**What to work on**
From the material below, list every line containing "تقریبا".

[begin Data provided]

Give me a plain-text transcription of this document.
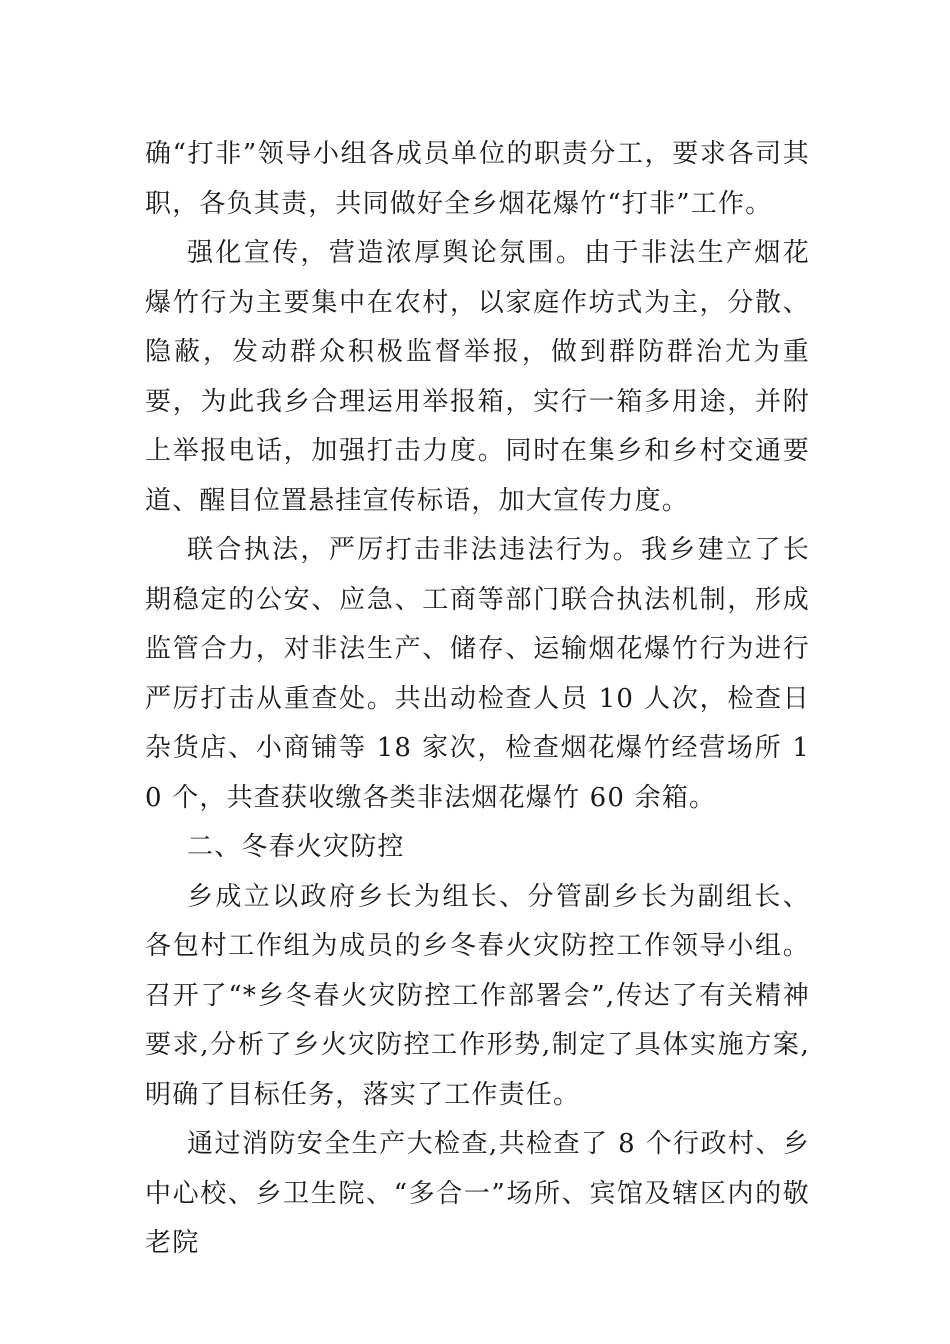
确“打非”领导小组各成员单位的职责分工，要求各司其职，各负其责，共同做好全乡烟花爆竹“打非”工作。

强化宣传，营造浓厚舆论氛围。由于非法生产烟花爆竹行为主要集中在农村，以家庭作坊式为主，分散、隐蔽，发动群众积极监督举报，做到群防群治尤为重要，为此我乡合理运用举报箱，实行一箱多用途，并附上举报电话，加强打击力度。同时在集乡和乡村交通要道、醒目位置悬挂宣传标语，加大宣传力度。

联合执法，严厉打击非法违法行为。我乡建立了长期稳定的公安、应急、工商等部门联合执法机制，形成监管合力，对非法生产、储存、运输烟花爆竹行为进行严厉打击从重查处。共出动检查人员 10 人次，检查日杂货店、小商铺等 18 家次，检查烟花爆竹经营场所 10 个，共查获收缴各类非法烟花爆竹 60 余箱。

二、冬春火灾防控

乡成立以政府乡长为组长、分管副乡长为副组长、各包村工作组为成员的乡冬春火灾防控工作领导小组。召开了“*乡冬春火灾防控工作部署会”,传达了有关精神要求,分析了乡火灾防控工作形势,制定了具体实施方案,明确了目标任务，落实了工作责任。

通过消防安全生产大检查,共检查了 8 个行政村、乡中心校、乡卫生院、“多合一”场所、宾馆及辖区内的敬老院
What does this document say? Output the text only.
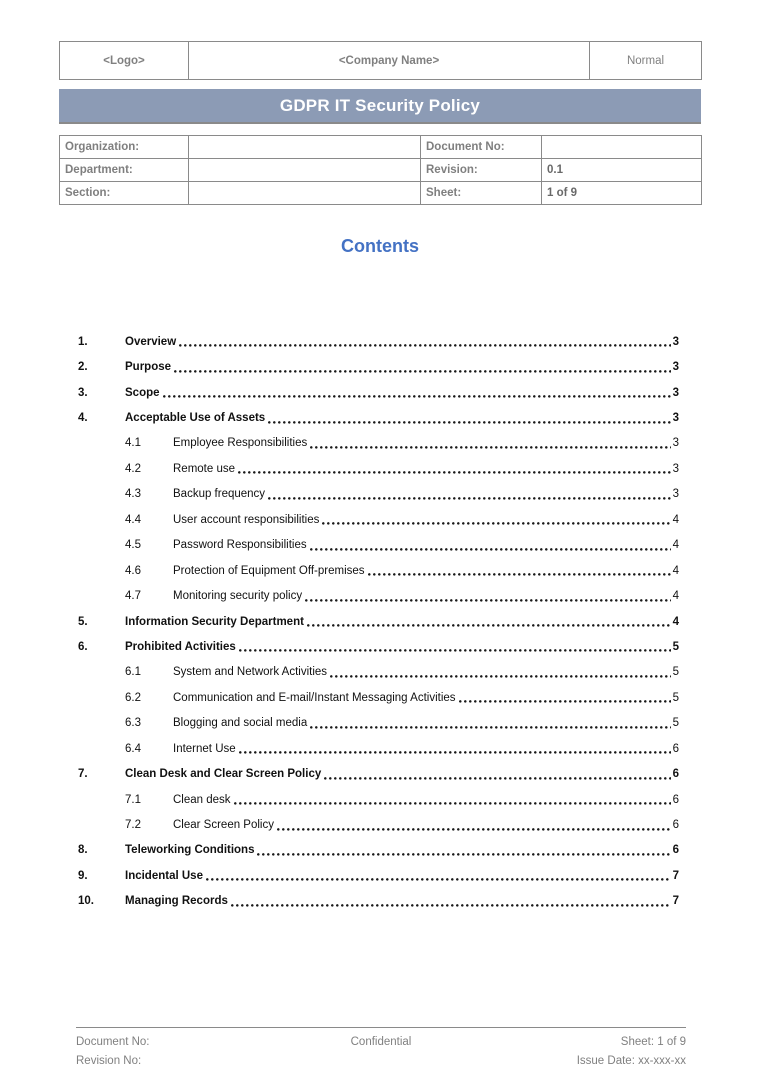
<Logo>	<Company Name>	Normal
GDPR IT Security Policy
Organization:		Document No:	
Department:		Revision:	0.1
Section:		Sheet:	1 of 9
Contents
1.	Overview	3
2.	Purpose	3
3.	Scope	3
4.	Acceptable Use of Assets	3
4.1	Employee Responsibilities	3
4.2	Remote use	3
4.3	Backup frequency	3
4.4	User account responsibilities	4
4.5	Password Responsibilities	4
4.6	Protection of Equipment Off-premises	4
4.7	Monitoring security policy	4
5.	Information Security Department	4
6.	Prohibited Activities	5
6.1	System and Network Activities	5
6.2	Communication and E-mail/Instant Messaging Activities	5
6.3	Blogging and social media	5
6.4	Internet Use	6
7.	Clean Desk and Clear Screen Policy	6
7.1	Clean desk	6
7.2	Clear Screen Policy	6
8.	Teleworking Conditions	6
9.	Incidental Use	7
10.	Managing Records	7
Document No:	Confidential	Sheet: 1 of 9
Revision No:	Issue Date: xx-xxx-xx
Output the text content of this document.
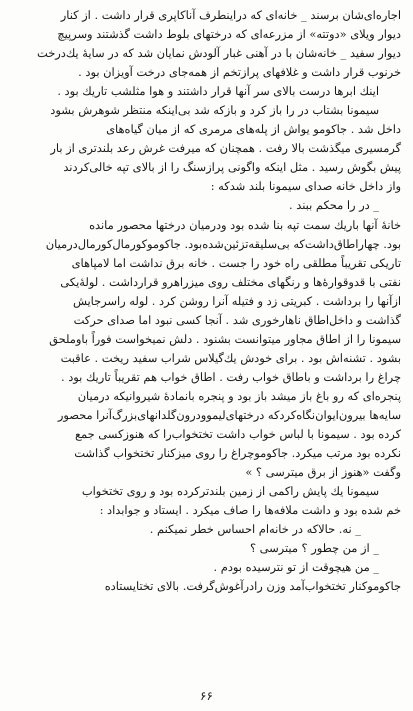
اجاره‌ای‌شان برسند _ خانه‌ای که دراینطرف آناکاپری قرار داشت . از کنار
دیوار ویلای «دوتته» از مزرعه‌ای که درختهای بلوط داشت گذشتند وسرپیچ
دیوار سفید _ خانه‌شان با در آهنی غبار آلودش نمایان شد که در سایهٔ یك‌درخت
خرنوب قرار داشت و غلافهای پرازتخم از همه‌جای درخت آویزان بود .
اینك ابرها درست بالای سر آنها قرار داشتند و هوا مثلشب تاریك بود .
سیمونا بشتاب در را باز کرد و بازکه شد بی‌اینکه منتظر شوهرش بشود
داخل شد . جاکومو یواش از پله‌های مرمری که از میان گیاه‌های
گرمسیری میگذشت بالا رفت . همچنان که میرفت غرش رعد بلندتری از بار
پیش بگوش رسید . مثل اینکه واگونی پرازسنگ را از بالای تپه خالی‌کردند
واز داخل خانه صدای سیمونا بلند شدکه :
_ در را محکم ببند .
خانهٔ آنها باریك سمت تپه بنا شده بود ودرمیان درختها محصور مانده
بود. چهاراطاق‌داشت‌که بی‌سلیقه‌تزئین‌شده‌بود. جاکوموکورمال‌کورمال‌درمیان
تاریکی تقریباً مطلقی راه خود را جست . خانه برق نداشت اما لامپاهای
نفتی با قدوقوارهٔ‌ها و رنگهای مختلف روی میزراهرو قرارداشت . لولهٔ‌یکی
ازآنها را برداشت . کبریتی زد و فتیله آنرا روشن کرد . لوله را‌سرجایش
گذاشت و داخل‌اطاق ناهارخوری شد . آنجا کسی نبود اما صدای حرکت
سیمونا را از اطاق مجاور میتوانست بشنود . دلش نمیخواست فوراً باوملحق
بشود . تشنه‌اش بود . برای خودش یك‌گیلاس شراب سفید ریخت . عاقبت
چراغ را برداشت و باطاق خواب رفت . اطاق خواب هم تقریباً تاریك بود .
پنجره‌ای که رو باغ باز میشد باز بود و پنجره بانمادهٔ شیروانیکه درمیان
سایه‌ها بیرون‌ایوان‌نگاه‌کردکه درختهای‌لیموودرون‌گلدانهای‌بزرگ‌آنرا محصور
کرده بود . سیمونا با لباس خواب داشت تختخواب‌را که هنوزکسی جمع
نکرده بود مرتب میکرد. جاکوموچراغ را روی میزکنار تختخواب گذاشت
وگفت «هنوز از برق میترسی ؟ »
سیمونا یك پایش راکمی از زمین بلندترکرده بود و روی تختخواب
خم شده بود و داشت ملافه‌ها را صاف میکرد . ایستاد و جوابداد :
_ نه. حالاکه در خانه‌ام احساس خطر نمیکنم .
_ از من چطور ؟ میترسی ؟
_ من هیچوقت از تو نترسیده بودم .
جاکوموکنار تختخواب‌آمد وزن رادرآغوش‌گرفت. بالای تختایستاده
۶۶
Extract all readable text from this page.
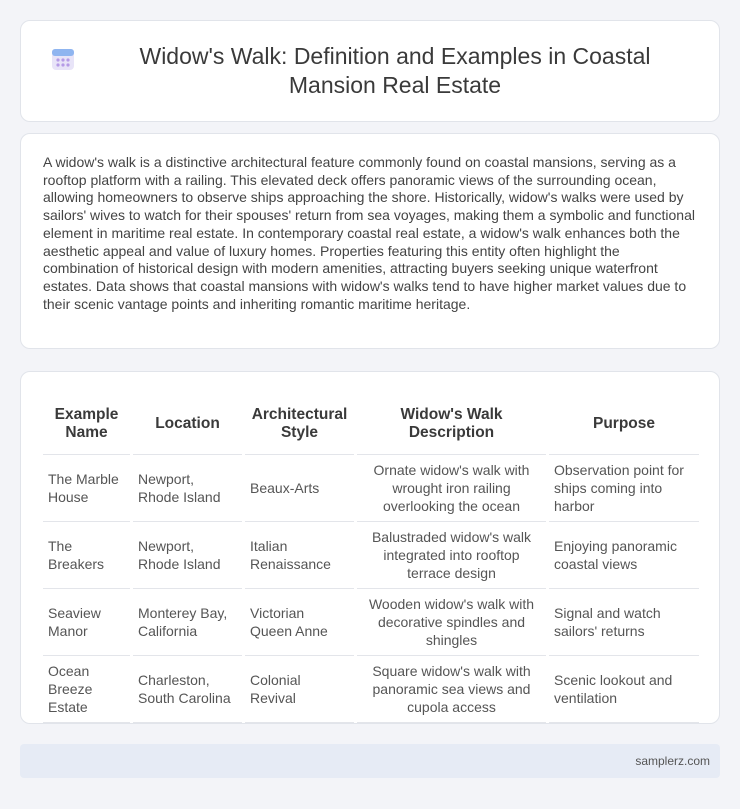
Widow's Walk: Definition and Examples in Coastal Mansion Real Estate

A widow's walk is a distinctive architectural feature commonly found on coastal mansions, serving as a rooftop platform with a railing. This elevated deck offers panoramic views of the surrounding ocean, allowing homeowners to observe ships approaching the shore. Historically, widow's walks were used by sailors' wives to watch for their spouses' return from sea voyages, making them a symbolic and functional element in maritime real estate. In contemporary coastal real estate, a widow's walk enhances both the aesthetic appeal and value of luxury homes. Properties featuring this entity often highlight the combination of historical design with modern amenities, attracting buyers seeking unique waterfront estates. Data shows that coastal mansions with widow's walks tend to have higher market values due to their scenic vantage points and inheriting romantic maritime heritage.

Example Name	Location	Architectural Style	Widow's Walk Description	Purpose
The Marble House	Newport, Rhode Island	Beaux-Arts	Ornate widow's walk with wrought iron railing overlooking the ocean	Observation point for ships coming into harbor
The Breakers	Newport, Rhode Island	Italian Renaissance	Balustraded widow's walk integrated into rooftop terrace design	Enjoying panoramic coastal views
Seaview Manor	Monterey Bay, California	Victorian Queen Anne	Wooden widow's walk with decorative spindles and shingles	Signal and watch sailors' returns
Ocean Breeze Estate	Charleston, South Carolina	Colonial Revival	Square widow's walk with panoramic sea views and cupola access	Scenic lookout and ventilation
samplerz.com
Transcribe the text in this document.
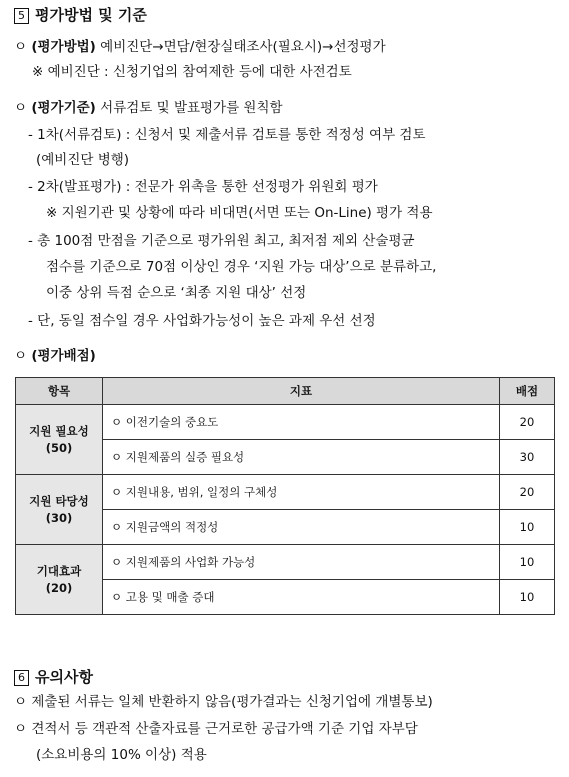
5 평가방법 및 기준
ㅇ (평가방법) 예비진단→면담/현장실태조사(필요시)→선정평가
※ 예비진단 : 신청기업의 참여제한 등에 대한 사전검토
ㅇ (평가기준) 서류검토 및 발표평가를 원칙함
- 1차(서류검토) : 신청서 및 제출서류 검토를 통한 적정성 여부 검토
(예비진단 병행)
- 2차(발표평가) : 전문가 위촉을 통한 선정평가 위원회 평가
※ 지원기관 및 상황에 따라 비대면(서면 또는 On-Line) 평가 적용
- 총 100점 만점을 기준으로 평가위원 최고, 최저점 제외 산술평균
점수를 기준으로 70점 이상인 경우 ‘지원 가능 대상’으로 분류하고,
이중 상위 득점 순으로 ‘최종 지원 대상’ 선정
- 단, 동일 점수일 경우 사업화가능성이 높은 과제 우선 선정
ㅇ (평가배점)
항목	지표	배점

지원 필요성
(50)	ㅇ 이전기술의 중요도	20
	ㅇ 지원제품의 실증 필요성	30

지원 타당성
(30)	ㅇ 지원내용, 범위, 일정의 구체성	20
	ㅇ 지원금액의 적정성	10

기대효과
(20)	ㅇ 지원제품의 사업화 가능성	10
	ㅇ 고용 및 매출 증대	10
6 유의사항
ㅇ 제출된 서류는 일체 반환하지 않음(평가결과는 신청기업에 개별통보)
ㅇ 견적서 등 객관적 산출자료를 근거로한 공급가액 기준 기업 자부담
(소요비용의 10% 이상) 적용
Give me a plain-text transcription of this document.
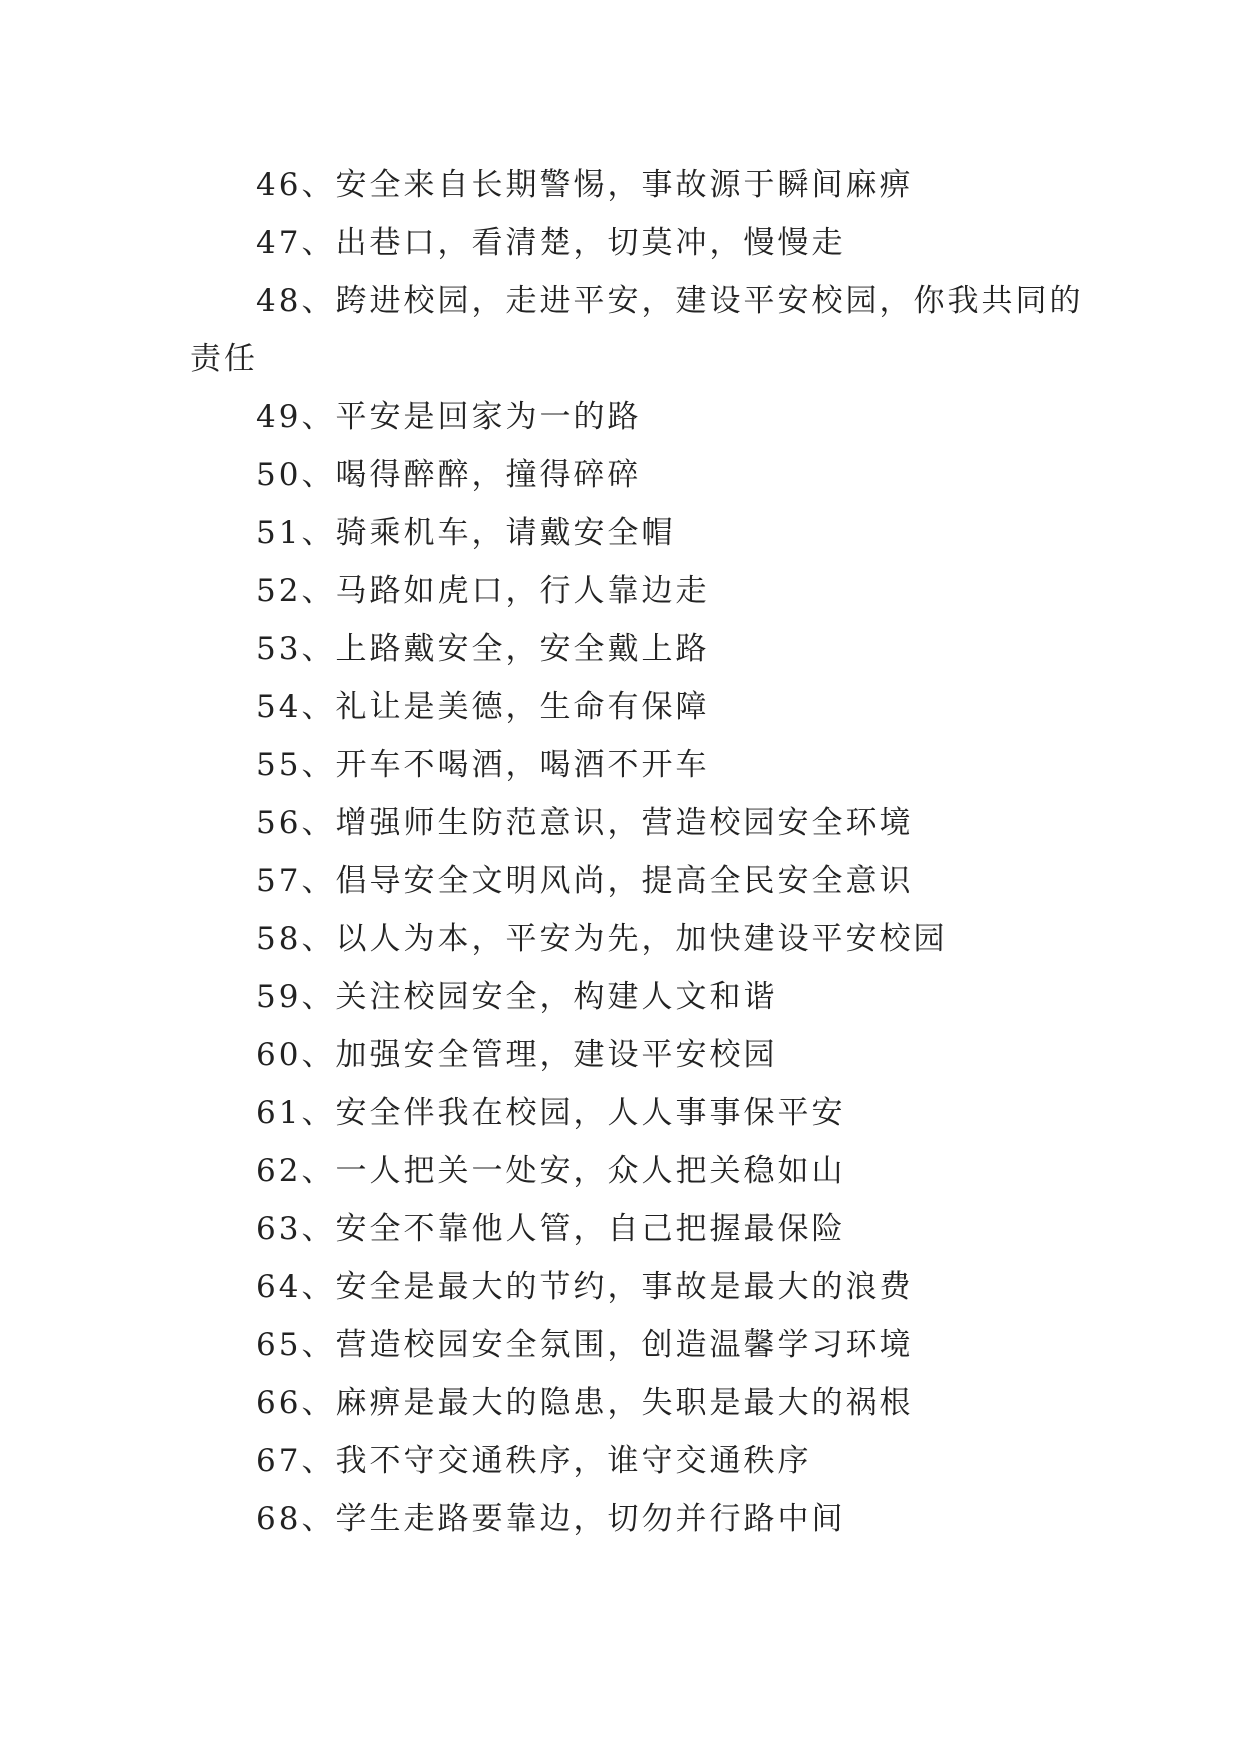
46、安全来自长期警惕，事故源于瞬间麻痹
47、出巷口，看清楚，切莫冲，慢慢走
48、跨进校园，走进平安，建设平安校园，你我共同的
责任
49、平安是回家为一的路
50、喝得醉醉，撞得碎碎
51、骑乘机车，请戴安全帽
52、马路如虎口，行人靠边走
53、上路戴安全，安全戴上路
54、礼让是美德，生命有保障
55、开车不喝酒，喝酒不开车
56、增强师生防范意识，营造校园安全环境
57、倡导安全文明风尚，提高全民安全意识
58、以人为本，平安为先，加快建设平安校园
59、关注校园安全，构建人文和谐
60、加强安全管理，建设平安校园
61、安全伴我在校园，人人事事保平安
62、一人把关一处安，众人把关稳如山
63、安全不靠他人管，自己把握最保险
64、安全是最大的节约，事故是最大的浪费
65、营造校园安全氛围，创造温馨学习环境
66、麻痹是最大的隐患，失职是最大的祸根
67、我不守交通秩序，谁守交通秩序
68、学生走路要靠边，切勿并行路中间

[end Data provided]

**Exercise output**
تاریکی تقریباً مطلقی راه خود را جست . خانه برق نداشت اما لامپاهای
چراغ را برداشت و باطاق خواب رفت . اطاق خواب هم تقریباً تاریك بود .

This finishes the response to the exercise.